### SUPPLIED DATA

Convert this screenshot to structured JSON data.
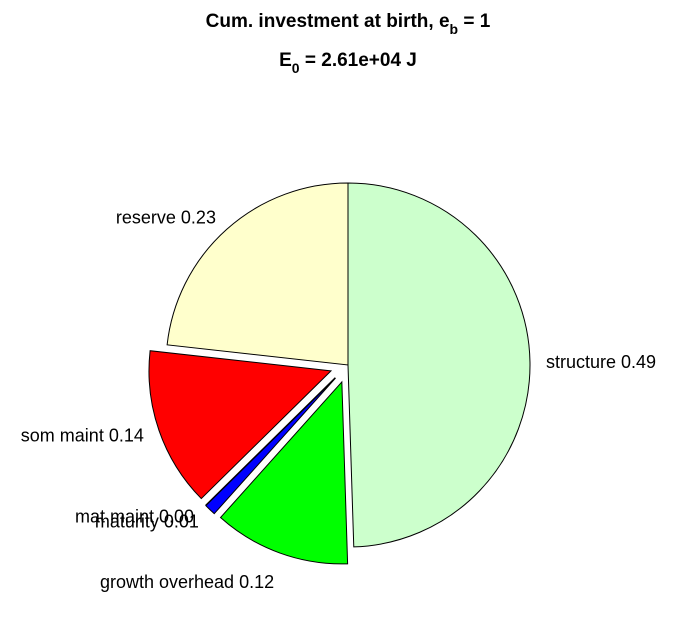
{
  "chart_data": {
    "type": "pie",
    "title": [
      "Cum. investment at birth, e",
      "b",
      " = 1"
    ],
    "subtitle": [
      "E",
      "0",
      " = 2.61e+04 J"
    ],
    "categories": [
      "reserve",
      "som maint",
      "mat maint",
      "maturity",
      "growth overhead",
      "structure"
    ],
    "values": [
      0.23,
      0.14,
      0.0,
      0.01,
      0.12,
      0.49
    ],
    "value_labels": [
      "0.23",
      "0.14",
      "0.00",
      "0.01",
      "0.12",
      "0.49"
    ],
    "colors": [
      "#ffffcc",
      "#ff0000",
      "#ff00ff",
      "#0000ff",
      "#00ff00",
      "#ccffcc"
    ],
    "explode": [
      false,
      true,
      true,
      true,
      true,
      false
    ],
    "start_angle": 90,
    "direction": "counterclockwise"
  }
}
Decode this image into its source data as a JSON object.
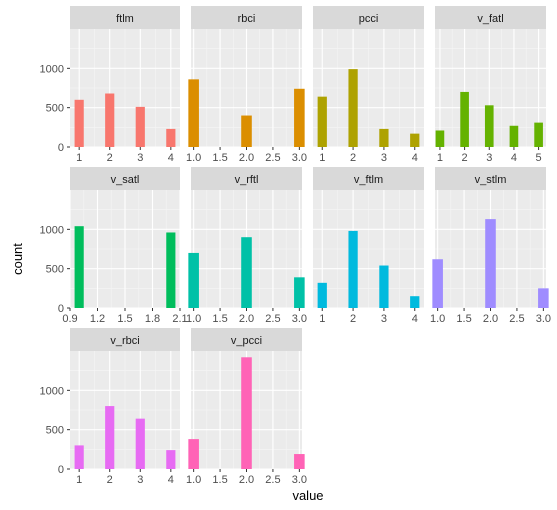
{
  "chart_data": {
    "type": "bar",
    "layout": "facet_wrap",
    "xlabel": "value",
    "ylabel": "count",
    "y_ticks": [
      0,
      500,
      1000
    ],
    "ylim": [
      0,
      1500
    ],
    "grid": true,
    "panels": [
      {
        "label": "ftlm",
        "color": "#F8766D",
        "xlim": [
          0.7,
          4.3
        ],
        "x_ticks": [
          1,
          2,
          3,
          4
        ],
        "x_tick_labels": [
          "1",
          "2",
          "3",
          "4"
        ],
        "bar_width": 0.3,
        "x": [
          1,
          2,
          3,
          4
        ],
        "values": [
          600,
          680,
          510,
          230
        ]
      },
      {
        "label": "rbci",
        "color": "#DB8E00",
        "xlim": [
          0.95,
          3.05
        ],
        "x_ticks": [
          1.0,
          1.5,
          2.0,
          2.5,
          3.0
        ],
        "x_tick_labels": [
          "1.0",
          "1.5",
          "2.0",
          "2.5",
          "3.0"
        ],
        "bar_width": 0.2,
        "x": [
          1,
          2,
          3
        ],
        "values": [
          860,
          400,
          740
        ]
      },
      {
        "label": "pcci",
        "color": "#AEA200",
        "xlim": [
          0.7,
          4.3
        ],
        "x_ticks": [
          1,
          2,
          3,
          4
        ],
        "x_tick_labels": [
          "1",
          "2",
          "3",
          "4"
        ],
        "bar_width": 0.3,
        "x": [
          1,
          2,
          3,
          4
        ],
        "values": [
          640,
          990,
          230,
          170
        ]
      },
      {
        "label": "v_fatl",
        "color": "#64B200",
        "xlim": [
          0.8,
          5.3
        ],
        "x_ticks": [
          1,
          2,
          3,
          4,
          5
        ],
        "x_tick_labels": [
          "1",
          "2",
          "3",
          "4",
          "5"
        ],
        "bar_width": 0.35,
        "x": [
          1,
          2,
          3,
          4,
          5
        ],
        "values": [
          210,
          700,
          530,
          270,
          310
        ]
      },
      {
        "label": "v_satl",
        "color": "#00BD5C",
        "xlim": [
          0.9,
          2.1
        ],
        "x_ticks": [
          0.9,
          1.2,
          1.5,
          1.8,
          2.1
        ],
        "x_tick_labels": [
          "0.9",
          "1.2",
          "1.5",
          "1.8",
          "2.1"
        ],
        "bar_width": 0.1,
        "x": [
          1,
          2
        ],
        "values": [
          1040,
          960
        ]
      },
      {
        "label": "v_rftl",
        "color": "#00C1A7",
        "xlim": [
          0.95,
          3.05
        ],
        "x_ticks": [
          1.0,
          1.5,
          2.0,
          2.5,
          3.0
        ],
        "x_tick_labels": [
          "1.0",
          "1.5",
          "2.0",
          "2.5",
          "3.0"
        ],
        "bar_width": 0.2,
        "x": [
          1,
          2,
          3
        ],
        "values": [
          700,
          900,
          390
        ]
      },
      {
        "label": "v_ftlm",
        "color": "#00BADE",
        "xlim": [
          0.7,
          4.3
        ],
        "x_ticks": [
          1,
          2,
          3,
          4
        ],
        "x_tick_labels": [
          "1",
          "2",
          "3",
          "4"
        ],
        "bar_width": 0.3,
        "x": [
          1,
          2,
          3,
          4
        ],
        "values": [
          320,
          980,
          540,
          150
        ]
      },
      {
        "label": "v_stlm",
        "color": "#9F8CFF",
        "xlim": [
          0.95,
          3.05
        ],
        "x_ticks": [
          1.0,
          1.5,
          2.0,
          2.5,
          3.0
        ],
        "x_tick_labels": [
          "1.0",
          "1.5",
          "2.0",
          "2.5",
          "3.0"
        ],
        "bar_width": 0.2,
        "x": [
          1,
          2,
          3
        ],
        "values": [
          620,
          1130,
          250
        ]
      },
      {
        "label": "v_rbci",
        "color": "#E76BF3",
        "xlim": [
          0.7,
          4.3
        ],
        "x_ticks": [
          1,
          2,
          3,
          4
        ],
        "x_tick_labels": [
          "1",
          "2",
          "3",
          "4"
        ],
        "bar_width": 0.3,
        "x": [
          1,
          2,
          3,
          4
        ],
        "values": [
          300,
          800,
          640,
          240
        ]
      },
      {
        "label": "v_pcci",
        "color": "#FF63B6",
        "xlim": [
          0.95,
          3.05
        ],
        "x_ticks": [
          1.0,
          1.5,
          2.0,
          2.5,
          3.0
        ],
        "x_tick_labels": [
          "1.0",
          "1.5",
          "2.0",
          "2.5",
          "3.0"
        ],
        "bar_width": 0.2,
        "x": [
          1,
          2,
          3
        ],
        "values": [
          380,
          1420,
          190
        ]
      }
    ]
  }
}
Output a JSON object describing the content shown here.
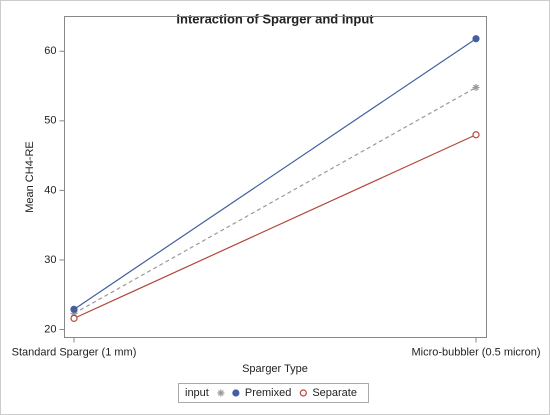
{
  "chart_data": {
    "type": "line",
    "title": "Interaction of Sparger and Input",
    "x_label": "Sparger Type",
    "y_label": "Mean CH4-RE",
    "categories": [
      "Standard Sparger (1 mm)",
      "Micro-bubbler (0.5 micron)"
    ],
    "series": [
      {
        "color": "#9a9a9a",
        "marker": "star",
        "dash": true,
        "values": [
          22.3,
          54.8
        ]
      },
      {
        "name": "Premixed",
        "color": "#445fa0",
        "marker": "filled-circle",
        "dash": false,
        "values": [
          22.9,
          61.8
        ]
      },
      {
        "name": "Separate",
        "color": "#b5463c",
        "marker": "open-circle",
        "dash": false,
        "values": [
          21.6,
          48.0
        ]
      }
    ],
    "legend_title": "input",
    "ylim": [
      18.85,
      65.0
    ],
    "yticks": [
      20,
      30,
      40,
      50,
      60
    ]
  }
}
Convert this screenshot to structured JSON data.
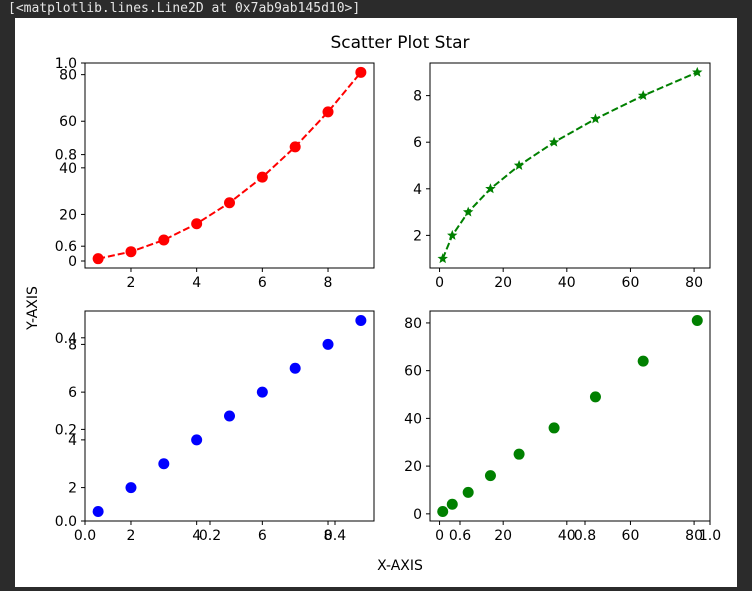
{
  "console": {
    "output_text": "[<matplotlib.lines.Line2D at 0x7ab9ab145d10>]"
  },
  "figure": {
    "suptitle": "Scatter Plot Star",
    "supxlabel": "X-AXIS",
    "supylabel": "Y-AXIS",
    "background_axes_ticks": {
      "x": [
        "0.0",
        "0.2",
        "0.4",
        "0.6",
        "0.8",
        "1.0"
      ],
      "y": [
        "0.0",
        "0.2",
        "0.4",
        "0.6",
        "0.8",
        "1.0"
      ]
    }
  },
  "chart_data": [
    {
      "type": "line",
      "subplot": "top-left",
      "x": [
        1,
        2,
        3,
        4,
        5,
        6,
        7,
        8,
        9
      ],
      "y": [
        1,
        4,
        9,
        16,
        25,
        36,
        49,
        64,
        81
      ],
      "xlim": [
        0.6,
        9.4
      ],
      "ylim": [
        -3,
        85
      ],
      "xticks": [
        2,
        4,
        6,
        8
      ],
      "yticks": [
        0,
        20,
        40,
        60,
        80
      ],
      "color": "#ff0000",
      "marker": "circle",
      "linestyle": "dashed"
    },
    {
      "type": "line",
      "subplot": "top-right",
      "x": [
        1,
        4,
        9,
        16,
        25,
        36,
        49,
        64,
        81
      ],
      "y": [
        1,
        2,
        3,
        4,
        5,
        6,
        7,
        8,
        9
      ],
      "xlim": [
        -3,
        85
      ],
      "ylim": [
        0.6,
        9.4
      ],
      "xticks": [
        0,
        20,
        40,
        60,
        80
      ],
      "yticks": [
        2,
        4,
        6,
        8
      ],
      "color": "#008000",
      "marker": "star",
      "linestyle": "dashed"
    },
    {
      "type": "scatter",
      "subplot": "bottom-left",
      "x": [
        1,
        2,
        3,
        4,
        5,
        6,
        7,
        8,
        9
      ],
      "y": [
        1,
        2,
        3,
        4,
        5,
        6,
        7,
        8,
        9
      ],
      "xlim": [
        0.6,
        9.4
      ],
      "ylim": [
        0.6,
        9.4
      ],
      "xticks": [
        2,
        4,
        6,
        8
      ],
      "yticks": [
        2,
        4,
        6,
        8
      ],
      "color": "#0000ff",
      "marker": "circle"
    },
    {
      "type": "scatter",
      "subplot": "bottom-right",
      "x": [
        1,
        4,
        9,
        16,
        25,
        36,
        49,
        64,
        81
      ],
      "y": [
        1,
        4,
        9,
        16,
        25,
        36,
        49,
        64,
        81
      ],
      "xlim": [
        -3,
        85
      ],
      "ylim": [
        -3,
        85
      ],
      "xticks": [
        0,
        20,
        40,
        60,
        80
      ],
      "yticks": [
        0,
        20,
        40,
        60,
        80
      ],
      "color": "#008000",
      "marker": "circle"
    }
  ]
}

### PROBLEM DESCRIPTION
Search the lines above for the string "Sparger", then show every one that has it.

### FINAL RESULT
    "title": "Interaction of Sparger and Input",
    "x_label": "Sparger Type",
      "Standard Sparger (1 mm)",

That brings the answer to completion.